Description du problème: Réécrivez plus brièvement le paragraphe du texte qui commence par « Je vois que vous avez été en permission », en gardant ses faits essentiels.

Texte:
Pourquoi donc, que cette maudite balle l’a couché loin des siens ? Lui si confiant me disait encore sur sa dernière lettre du 5 : « Maman, aie confiance, c’est bien dur mais ces Boches ne m’auront pas ». Ah ! Ce pauvre Marcel, quelques heures après, la mort avait fait son œuvre, pauvre petit.
[…]
Cher Monsieur Abel, je vais vous quitter. Yvonne et Suzanne se joignent à moi pour vous offrir nos sincères amitiés.
Quelques lettres de vous, que nous considérons parmi nos grands amis, me feront grand plaisir et croyez à ma grande amitié.
Votre toute dévouée bien triste Veuve Cœurdeuil.PS : Remerciez donc pour moi tous ces jeunes gens qui vous ont accompagné sur la tombe de mon Marcel bien aimé.
15 octobre 1916
Cher Monsieur Abel,
[…] J’ai bien reçu votre lettre et le plan qui y était joint, dont je vous remercie bien, et qui est très explicite. Cela vous a donné du travail, mais vous êtes bon, et en souvenir de mon pauvre Marcel, le travail n’était rien, mais vous n’aviez pas affaire à un ingrat, car ce pauvre petit, pas une lettre ne m’arrivait sans parler de son ami Abel. Ah ! Je vous assure que c’est bien pénible quand je vois le facteur passer et plus rien… Pensez, quel gros cœur et dire qu’il faut que je me remonte. C’est bien dur et pénible.
Vous me dites que vous allez m’envoyer des photos. C’est avec plaisir que je les recevrai, mais il ne faut cependant pas que vous vous dérangiez à ce point, surtout si vous êtes remonté aux tranchées, tout cela vous donne de l’occupation.
Je vois que vous avez été en permission. Que vos parents devaient être heureux d’avoir leur fils et moi plus rien, plus de permissionnaire à attendre avec tant de joie, que ce pauvre petit me manque, lui si heureux de m’annoncer sa permission. Pourquoi donc que cette fatale balle est venue le ravir à sa famille, à sa mère qui pleurait tant déjà de vous savoir tous militaires dans ces souterrains, par toutes ces intempéries, et aujourd’hui le savoir à tout jamais enterré, loin des siens.
Eh bien, cher Monsieur Abel, vous m’offrez de m’accompagner lors de la fin de cette vilaine guerre, c’est avec grand plaisir que j’accepte et il faut bien espérer que vous, vous échapperez à toutes ces vilaines barbaries.

Lignes de données:

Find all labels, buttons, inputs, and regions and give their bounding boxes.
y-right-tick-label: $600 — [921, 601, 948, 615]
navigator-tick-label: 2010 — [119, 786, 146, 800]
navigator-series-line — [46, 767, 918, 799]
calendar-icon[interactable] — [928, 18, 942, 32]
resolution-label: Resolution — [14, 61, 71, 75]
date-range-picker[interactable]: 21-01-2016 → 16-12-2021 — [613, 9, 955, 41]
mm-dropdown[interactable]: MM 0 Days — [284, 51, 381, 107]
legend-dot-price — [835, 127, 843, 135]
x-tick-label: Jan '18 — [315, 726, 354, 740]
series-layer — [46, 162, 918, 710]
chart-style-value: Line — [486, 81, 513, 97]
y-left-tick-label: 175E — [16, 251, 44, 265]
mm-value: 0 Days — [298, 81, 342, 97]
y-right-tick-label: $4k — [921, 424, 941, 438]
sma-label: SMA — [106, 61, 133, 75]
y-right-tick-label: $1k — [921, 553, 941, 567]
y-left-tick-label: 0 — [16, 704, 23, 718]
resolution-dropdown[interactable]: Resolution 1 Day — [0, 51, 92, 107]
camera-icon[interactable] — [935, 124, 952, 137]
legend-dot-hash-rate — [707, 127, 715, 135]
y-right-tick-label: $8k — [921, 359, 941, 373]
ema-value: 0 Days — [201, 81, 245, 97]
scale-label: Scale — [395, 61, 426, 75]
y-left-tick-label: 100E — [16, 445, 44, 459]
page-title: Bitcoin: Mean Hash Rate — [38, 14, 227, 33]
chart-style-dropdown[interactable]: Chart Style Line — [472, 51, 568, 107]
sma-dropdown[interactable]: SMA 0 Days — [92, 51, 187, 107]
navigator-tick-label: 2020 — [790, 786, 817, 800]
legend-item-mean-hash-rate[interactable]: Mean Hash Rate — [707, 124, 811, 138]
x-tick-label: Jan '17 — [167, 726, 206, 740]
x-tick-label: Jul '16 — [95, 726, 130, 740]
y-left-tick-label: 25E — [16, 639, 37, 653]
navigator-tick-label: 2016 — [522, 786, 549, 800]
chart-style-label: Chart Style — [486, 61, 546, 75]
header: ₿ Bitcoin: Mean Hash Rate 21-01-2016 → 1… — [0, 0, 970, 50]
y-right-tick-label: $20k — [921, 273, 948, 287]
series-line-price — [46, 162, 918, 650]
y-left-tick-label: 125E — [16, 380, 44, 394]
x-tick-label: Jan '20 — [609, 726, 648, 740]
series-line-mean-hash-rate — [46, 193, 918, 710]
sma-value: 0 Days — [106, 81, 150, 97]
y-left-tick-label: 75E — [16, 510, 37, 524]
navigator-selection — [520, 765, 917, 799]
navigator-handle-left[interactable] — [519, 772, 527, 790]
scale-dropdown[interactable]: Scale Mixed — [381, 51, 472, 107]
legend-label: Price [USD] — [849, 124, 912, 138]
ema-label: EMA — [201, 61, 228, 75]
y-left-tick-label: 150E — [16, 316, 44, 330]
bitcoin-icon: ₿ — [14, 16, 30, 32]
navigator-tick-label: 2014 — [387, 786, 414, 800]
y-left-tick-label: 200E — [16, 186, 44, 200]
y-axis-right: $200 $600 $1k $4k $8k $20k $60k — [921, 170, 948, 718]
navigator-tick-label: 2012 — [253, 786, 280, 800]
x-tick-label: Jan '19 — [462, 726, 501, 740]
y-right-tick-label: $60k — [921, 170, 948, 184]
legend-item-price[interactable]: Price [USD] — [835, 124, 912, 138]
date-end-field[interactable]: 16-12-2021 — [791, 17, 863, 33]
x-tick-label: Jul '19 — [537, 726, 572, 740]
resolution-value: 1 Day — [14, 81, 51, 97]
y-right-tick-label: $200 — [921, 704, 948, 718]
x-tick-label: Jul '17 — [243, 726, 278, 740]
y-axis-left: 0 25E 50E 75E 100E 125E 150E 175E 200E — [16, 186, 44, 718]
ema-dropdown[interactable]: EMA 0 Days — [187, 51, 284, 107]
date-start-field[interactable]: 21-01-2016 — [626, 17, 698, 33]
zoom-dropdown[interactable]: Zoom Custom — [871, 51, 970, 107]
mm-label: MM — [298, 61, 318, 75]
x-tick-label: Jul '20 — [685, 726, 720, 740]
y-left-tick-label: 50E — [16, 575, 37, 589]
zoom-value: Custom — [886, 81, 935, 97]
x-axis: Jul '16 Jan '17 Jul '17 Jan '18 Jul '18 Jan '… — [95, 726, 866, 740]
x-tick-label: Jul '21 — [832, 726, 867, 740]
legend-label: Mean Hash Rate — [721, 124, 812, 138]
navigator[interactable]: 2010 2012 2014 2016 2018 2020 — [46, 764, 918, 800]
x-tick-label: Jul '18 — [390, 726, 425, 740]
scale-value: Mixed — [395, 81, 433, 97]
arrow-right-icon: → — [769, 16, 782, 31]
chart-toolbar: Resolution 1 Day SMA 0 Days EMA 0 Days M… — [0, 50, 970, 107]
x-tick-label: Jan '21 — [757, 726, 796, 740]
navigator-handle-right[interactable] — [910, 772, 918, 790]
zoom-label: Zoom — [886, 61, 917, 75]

Réponse rédigée: Vous avez été en permission, et vos parents ont dû être heureux de retrouver leur fils. Moi, je n'ai plus de permissionnaire à attendre. Ce pauvre petit, si heureux de m'annoncer sa permission, me manque. Pourquoi cette balle fatale l'a-t-elle arraché à sa famille et à sa mère ? Elle pleurait déjà de vous savoir tous soldats dans ces souterrains, par toutes les intempéries. Aujourd'hui, elle le sait enterré pour toujours loin des siens.